** START Extracted data **
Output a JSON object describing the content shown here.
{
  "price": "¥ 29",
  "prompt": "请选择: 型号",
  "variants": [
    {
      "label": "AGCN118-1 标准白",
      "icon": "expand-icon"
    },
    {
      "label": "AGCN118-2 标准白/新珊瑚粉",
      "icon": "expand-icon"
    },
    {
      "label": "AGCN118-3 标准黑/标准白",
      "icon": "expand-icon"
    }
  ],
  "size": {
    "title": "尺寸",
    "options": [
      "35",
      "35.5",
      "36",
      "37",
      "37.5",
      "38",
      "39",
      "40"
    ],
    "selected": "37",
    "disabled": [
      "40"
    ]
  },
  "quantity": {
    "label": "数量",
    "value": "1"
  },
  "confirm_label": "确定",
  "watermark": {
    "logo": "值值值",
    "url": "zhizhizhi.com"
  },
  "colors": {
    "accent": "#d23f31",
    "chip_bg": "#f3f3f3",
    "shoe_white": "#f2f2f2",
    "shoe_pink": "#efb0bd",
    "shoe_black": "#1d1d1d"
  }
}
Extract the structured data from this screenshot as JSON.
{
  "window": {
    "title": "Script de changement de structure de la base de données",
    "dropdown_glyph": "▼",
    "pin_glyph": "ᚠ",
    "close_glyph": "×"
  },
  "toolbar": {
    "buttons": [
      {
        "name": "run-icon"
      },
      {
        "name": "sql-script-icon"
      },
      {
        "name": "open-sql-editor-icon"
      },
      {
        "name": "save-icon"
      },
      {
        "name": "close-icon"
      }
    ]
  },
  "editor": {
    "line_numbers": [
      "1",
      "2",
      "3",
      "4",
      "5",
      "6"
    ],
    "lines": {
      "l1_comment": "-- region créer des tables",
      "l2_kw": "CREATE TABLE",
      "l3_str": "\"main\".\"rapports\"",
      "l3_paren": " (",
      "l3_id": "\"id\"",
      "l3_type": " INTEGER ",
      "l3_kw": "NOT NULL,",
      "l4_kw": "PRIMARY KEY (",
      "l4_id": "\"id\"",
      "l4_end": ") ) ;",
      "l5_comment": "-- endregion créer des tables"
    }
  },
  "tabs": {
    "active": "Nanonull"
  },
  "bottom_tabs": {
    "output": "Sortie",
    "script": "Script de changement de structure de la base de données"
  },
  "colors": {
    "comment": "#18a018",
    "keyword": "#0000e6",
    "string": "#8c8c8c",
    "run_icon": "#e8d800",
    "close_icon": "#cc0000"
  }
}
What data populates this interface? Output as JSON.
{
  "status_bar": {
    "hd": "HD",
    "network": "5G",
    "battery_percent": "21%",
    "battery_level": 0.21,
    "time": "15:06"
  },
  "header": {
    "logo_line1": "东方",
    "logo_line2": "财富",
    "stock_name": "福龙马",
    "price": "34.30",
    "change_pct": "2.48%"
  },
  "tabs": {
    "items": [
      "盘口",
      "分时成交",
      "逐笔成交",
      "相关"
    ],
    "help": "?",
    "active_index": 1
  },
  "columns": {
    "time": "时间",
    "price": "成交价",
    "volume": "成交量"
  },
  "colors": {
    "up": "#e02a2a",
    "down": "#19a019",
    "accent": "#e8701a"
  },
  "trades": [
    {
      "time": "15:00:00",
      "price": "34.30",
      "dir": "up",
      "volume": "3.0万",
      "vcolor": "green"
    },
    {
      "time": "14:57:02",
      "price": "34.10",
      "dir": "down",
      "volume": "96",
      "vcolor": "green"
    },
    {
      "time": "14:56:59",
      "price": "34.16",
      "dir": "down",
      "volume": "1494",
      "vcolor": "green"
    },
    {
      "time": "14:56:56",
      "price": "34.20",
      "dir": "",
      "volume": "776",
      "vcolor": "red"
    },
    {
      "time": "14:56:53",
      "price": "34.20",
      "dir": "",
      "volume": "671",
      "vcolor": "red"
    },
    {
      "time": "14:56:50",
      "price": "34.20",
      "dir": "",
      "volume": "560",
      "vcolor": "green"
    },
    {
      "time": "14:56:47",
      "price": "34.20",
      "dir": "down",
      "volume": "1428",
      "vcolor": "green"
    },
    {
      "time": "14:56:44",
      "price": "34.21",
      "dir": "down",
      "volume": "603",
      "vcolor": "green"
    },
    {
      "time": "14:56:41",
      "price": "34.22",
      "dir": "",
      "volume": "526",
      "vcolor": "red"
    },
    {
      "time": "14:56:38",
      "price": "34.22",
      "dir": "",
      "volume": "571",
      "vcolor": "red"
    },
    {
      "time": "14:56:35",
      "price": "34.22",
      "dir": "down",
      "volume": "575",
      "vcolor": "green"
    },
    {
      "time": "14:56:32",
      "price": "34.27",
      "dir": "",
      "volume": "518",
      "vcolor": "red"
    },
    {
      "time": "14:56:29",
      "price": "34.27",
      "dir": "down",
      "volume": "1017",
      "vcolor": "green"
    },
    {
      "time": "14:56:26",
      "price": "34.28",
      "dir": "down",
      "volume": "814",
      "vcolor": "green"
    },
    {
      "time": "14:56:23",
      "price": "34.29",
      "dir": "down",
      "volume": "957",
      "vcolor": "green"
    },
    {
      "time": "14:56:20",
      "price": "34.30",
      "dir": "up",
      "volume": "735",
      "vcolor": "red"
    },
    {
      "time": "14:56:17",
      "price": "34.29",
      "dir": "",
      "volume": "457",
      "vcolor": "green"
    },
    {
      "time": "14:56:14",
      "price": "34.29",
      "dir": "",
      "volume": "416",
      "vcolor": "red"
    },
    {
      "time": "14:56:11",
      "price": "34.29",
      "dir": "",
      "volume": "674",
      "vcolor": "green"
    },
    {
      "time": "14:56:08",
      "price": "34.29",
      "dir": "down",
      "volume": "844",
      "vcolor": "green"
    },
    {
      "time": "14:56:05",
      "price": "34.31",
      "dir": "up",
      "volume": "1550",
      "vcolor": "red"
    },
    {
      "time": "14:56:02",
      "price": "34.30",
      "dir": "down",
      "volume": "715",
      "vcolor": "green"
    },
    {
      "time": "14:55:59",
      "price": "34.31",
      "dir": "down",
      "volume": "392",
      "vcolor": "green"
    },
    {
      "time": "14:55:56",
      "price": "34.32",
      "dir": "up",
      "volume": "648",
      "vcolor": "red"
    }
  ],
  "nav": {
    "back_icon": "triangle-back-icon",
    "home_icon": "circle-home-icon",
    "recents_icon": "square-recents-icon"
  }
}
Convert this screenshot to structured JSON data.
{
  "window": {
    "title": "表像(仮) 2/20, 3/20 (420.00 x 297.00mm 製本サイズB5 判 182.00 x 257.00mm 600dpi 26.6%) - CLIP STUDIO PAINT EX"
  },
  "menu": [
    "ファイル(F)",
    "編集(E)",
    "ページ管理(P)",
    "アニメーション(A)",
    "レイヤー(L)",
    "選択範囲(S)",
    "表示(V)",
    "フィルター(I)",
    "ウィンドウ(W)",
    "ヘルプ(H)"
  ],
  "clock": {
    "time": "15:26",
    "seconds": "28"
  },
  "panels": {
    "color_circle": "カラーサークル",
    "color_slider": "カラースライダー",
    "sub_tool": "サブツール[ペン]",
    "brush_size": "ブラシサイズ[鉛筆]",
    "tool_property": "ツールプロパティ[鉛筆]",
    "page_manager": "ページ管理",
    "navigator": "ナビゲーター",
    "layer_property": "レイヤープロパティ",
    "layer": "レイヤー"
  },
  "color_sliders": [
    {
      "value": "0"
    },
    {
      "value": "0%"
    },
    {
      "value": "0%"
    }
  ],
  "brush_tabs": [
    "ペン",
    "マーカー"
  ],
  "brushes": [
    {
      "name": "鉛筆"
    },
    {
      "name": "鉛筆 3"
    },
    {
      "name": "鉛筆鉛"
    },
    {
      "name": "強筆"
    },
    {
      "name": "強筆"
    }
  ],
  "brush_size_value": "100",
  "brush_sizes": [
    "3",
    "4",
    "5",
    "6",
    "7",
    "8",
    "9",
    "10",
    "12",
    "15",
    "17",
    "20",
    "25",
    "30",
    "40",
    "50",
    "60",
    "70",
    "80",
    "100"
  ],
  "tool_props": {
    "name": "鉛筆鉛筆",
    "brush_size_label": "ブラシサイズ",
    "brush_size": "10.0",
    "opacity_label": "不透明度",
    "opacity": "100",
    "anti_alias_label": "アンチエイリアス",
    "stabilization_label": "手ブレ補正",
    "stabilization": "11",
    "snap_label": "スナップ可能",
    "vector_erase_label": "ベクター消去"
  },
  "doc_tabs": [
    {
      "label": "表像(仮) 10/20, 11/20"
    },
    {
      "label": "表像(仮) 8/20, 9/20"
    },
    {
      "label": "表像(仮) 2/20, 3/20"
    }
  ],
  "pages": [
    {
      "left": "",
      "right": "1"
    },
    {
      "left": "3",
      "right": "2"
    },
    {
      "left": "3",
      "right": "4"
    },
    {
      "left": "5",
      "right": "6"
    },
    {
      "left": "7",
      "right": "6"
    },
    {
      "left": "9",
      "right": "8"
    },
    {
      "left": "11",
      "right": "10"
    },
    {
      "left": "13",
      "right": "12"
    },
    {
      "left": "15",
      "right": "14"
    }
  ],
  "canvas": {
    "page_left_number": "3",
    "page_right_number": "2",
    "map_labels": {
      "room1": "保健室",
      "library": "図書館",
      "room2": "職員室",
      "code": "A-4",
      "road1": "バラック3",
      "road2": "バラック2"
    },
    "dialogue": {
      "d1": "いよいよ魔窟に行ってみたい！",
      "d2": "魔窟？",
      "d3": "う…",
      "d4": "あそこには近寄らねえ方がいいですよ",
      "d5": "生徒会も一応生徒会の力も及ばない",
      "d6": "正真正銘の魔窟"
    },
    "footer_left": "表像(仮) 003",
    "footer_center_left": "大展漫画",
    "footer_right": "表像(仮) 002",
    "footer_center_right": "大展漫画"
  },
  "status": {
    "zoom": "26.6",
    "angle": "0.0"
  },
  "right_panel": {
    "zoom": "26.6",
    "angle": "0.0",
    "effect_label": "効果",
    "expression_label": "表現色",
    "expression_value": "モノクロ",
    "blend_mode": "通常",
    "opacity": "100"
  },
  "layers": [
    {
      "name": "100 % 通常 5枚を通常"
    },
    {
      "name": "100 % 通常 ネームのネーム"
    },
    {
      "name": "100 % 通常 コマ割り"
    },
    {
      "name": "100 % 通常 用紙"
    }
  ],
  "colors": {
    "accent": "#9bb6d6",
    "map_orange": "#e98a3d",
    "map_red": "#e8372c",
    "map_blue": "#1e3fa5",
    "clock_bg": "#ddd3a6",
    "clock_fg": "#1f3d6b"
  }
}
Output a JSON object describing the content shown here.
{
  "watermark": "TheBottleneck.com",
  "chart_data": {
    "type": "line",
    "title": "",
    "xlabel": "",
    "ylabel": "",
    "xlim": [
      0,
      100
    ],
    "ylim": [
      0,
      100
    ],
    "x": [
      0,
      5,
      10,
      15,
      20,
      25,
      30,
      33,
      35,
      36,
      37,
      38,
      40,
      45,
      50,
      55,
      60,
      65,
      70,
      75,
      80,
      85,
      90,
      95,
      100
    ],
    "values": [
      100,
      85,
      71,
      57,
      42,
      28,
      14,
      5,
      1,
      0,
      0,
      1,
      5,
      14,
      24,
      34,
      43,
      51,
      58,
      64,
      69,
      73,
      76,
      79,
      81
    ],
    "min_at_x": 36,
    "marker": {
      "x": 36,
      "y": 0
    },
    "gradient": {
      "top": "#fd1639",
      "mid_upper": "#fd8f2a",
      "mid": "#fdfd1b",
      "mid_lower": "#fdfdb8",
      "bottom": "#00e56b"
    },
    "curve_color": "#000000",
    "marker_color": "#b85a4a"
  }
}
** END Extracted data **
__What the task requires__.
Determine how many lines in the listing above hold the word "JSON", answering with the number only.

__Solved problem__.
5